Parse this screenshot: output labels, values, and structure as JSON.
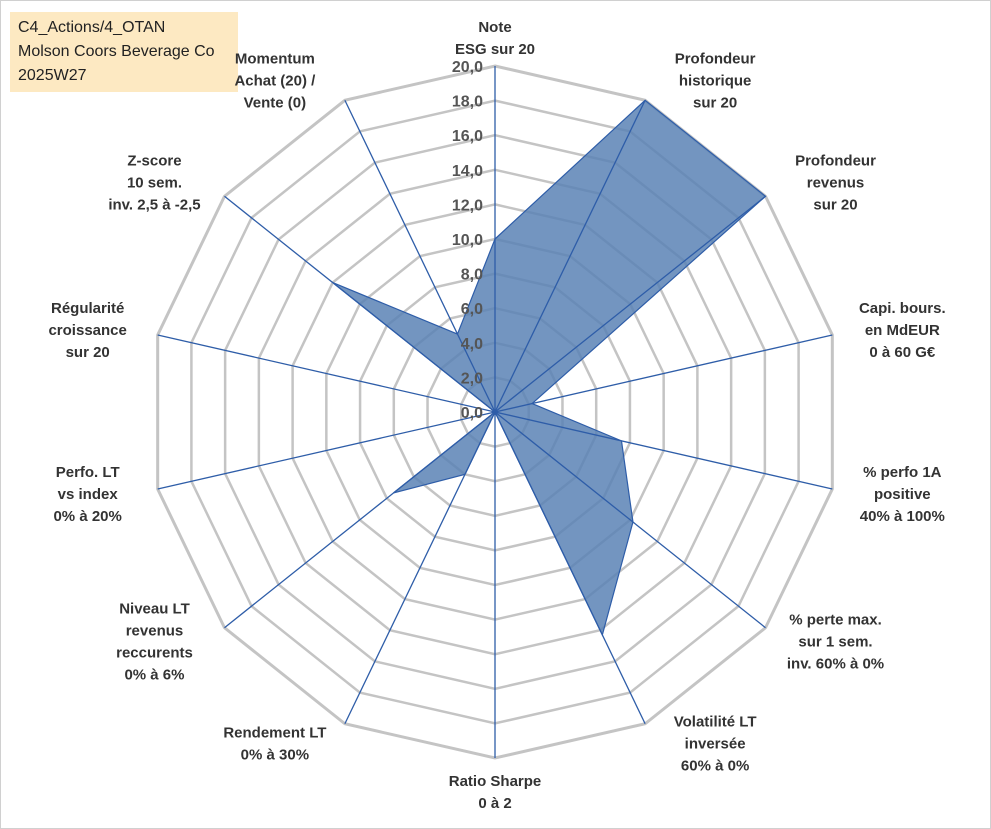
{
  "header": {
    "line1": "C4_Actions/4_OTAN",
    "line2": "Molson Coors Beverage Co",
    "line3": "2025W27"
  },
  "chart_data": {
    "type": "radar",
    "title": "",
    "rmin": 0,
    "rmax": 20,
    "tick_step": 2,
    "tick_labels": [
      "0,0",
      "2,0",
      "4,0",
      "6,0",
      "8,0",
      "10,0",
      "12,0",
      "14,0",
      "16,0",
      "18,0",
      "20,0"
    ],
    "grid": true,
    "colors": {
      "fill": "#5b82b5",
      "line": "#2e5da8",
      "grid": "#c4c4c4",
      "spoke": "#2e5da8"
    },
    "axes": [
      {
        "label": [
          "Note",
          "ESG sur 20"
        ],
        "value": 10.0
      },
      {
        "label": [
          "Profondeur",
          "historique",
          "sur 20"
        ],
        "value": 20.0
      },
      {
        "label": [
          "Profondeur",
          "revenus",
          "sur 20"
        ],
        "value": 20.0
      },
      {
        "label": [
          "Capi. bours.",
          "en MdEUR",
          "0 à 60 G€"
        ],
        "value": 2.2
      },
      {
        "label": [
          "% perfo 1A",
          "positive",
          "40% à 100%"
        ],
        "value": 7.5
      },
      {
        "label": [
          "% perte max.",
          "sur 1 sem.",
          "inv. 60% à 0%"
        ],
        "value": 10.2
      },
      {
        "label": [
          "Volatilité LT",
          "inversée",
          "60% à 0%"
        ],
        "value": 14.3
      },
      {
        "label": [
          "Ratio Sharpe",
          "0 à 2"
        ],
        "value": 0.0
      },
      {
        "label": [
          "Rendement LT",
          "0% à 30%"
        ],
        "value": 4.0
      },
      {
        "label": [
          "Niveau LT",
          "revenus",
          "reccurents",
          "0% à 6%"
        ],
        "value": 7.5
      },
      {
        "label": [
          "Perfo. LT",
          "vs index",
          "0% à 20%"
        ],
        "value": 0.0
      },
      {
        "label": [
          "Régularité",
          "croissance",
          "sur 20"
        ],
        "value": 0.0
      },
      {
        "label": [
          "Z-score",
          "10 sem.",
          "inv. 2,5 à -2,5"
        ],
        "value": 12.0
      },
      {
        "label": [
          "Momentum",
          "Achat (20) /",
          "Vente (0)"
        ],
        "value": 5.0
      }
    ]
  }
}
★ ★ ★ ★ ★ ★ ★
▶ [WHAT THE TASK ASKS]: Quote the preceding listing precisely and completely, omitting its images.

▶ [ANSWER TO THIS TASK]:
Parse this screenshot: output labels, values, and structure as JSON.
{
  "header": {
    "line1": "C4_Actions/4_OTAN",
    "line2": "Molson Coors Beverage Co",
    "line3": "2025W27"
  },
  "chart_data": {
    "type": "radar",
    "title": "",
    "rmin": 0,
    "rmax": 20,
    "tick_step": 2,
    "tick_labels": [
      "0,0",
      "2,0",
      "4,0",
      "6,0",
      "8,0",
      "10,0",
      "12,0",
      "14,0",
      "16,0",
      "18,0",
      "20,0"
    ],
    "grid": true,
    "colors": {
      "fill": "#5b82b5",
      "line": "#2e5da8",
      "grid": "#c4c4c4",
      "spoke": "#2e5da8"
    },
    "axes": [
      {
        "label": [
          "Note",
          "ESG sur 20"
        ],
        "value": 10.0
      },
      {
        "label": [
          "Profondeur",
          "historique",
          "sur 20"
        ],
        "value": 20.0
      },
      {
        "label": [
          "Profondeur",
          "revenus",
          "sur 20"
        ],
        "value": 20.0
      },
      {
        "label": [
          "Capi. bours.",
          "en MdEUR",
          "0 à 60 G€"
        ],
        "value": 2.2
      },
      {
        "label": [
          "% perfo 1A",
          "positive",
          "40% à 100%"
        ],
        "value": 7.5
      },
      {
        "label": [
          "% perte max.",
          "sur 1 sem.",
          "inv. 60% à 0%"
        ],
        "value": 10.2
      },
      {
        "label": [
          "Volatilité LT",
          "inversée",
          "60% à 0%"
        ],
        "value": 14.3
      },
      {
        "label": [
          "Ratio Sharpe",
          "0 à 2"
        ],
        "value": 0.0
      },
      {
        "label": [
          "Rendement LT",
          "0% à 30%"
        ],
        "value": 4.0
      },
      {
        "label": [
          "Niveau LT",
          "revenus",
          "reccurents",
          "0% à 6%"
        ],
        "value": 7.5
      },
      {
        "label": [
          "Perfo. LT",
          "vs index",
          "0% à 20%"
        ],
        "value": 0.0
      },
      {
        "label": [
          "Régularité",
          "croissance",
          "sur 20"
        ],
        "value": 0.0
      },
      {
        "label": [
          "Z-score",
          "10 sem.",
          "inv. 2,5 à -2,5"
        ],
        "value": 12.0
      },
      {
        "label": [
          "Momentum",
          "Achat (20) /",
          "Vente (0)"
        ],
        "value": 5.0
      }
    ]
  }
}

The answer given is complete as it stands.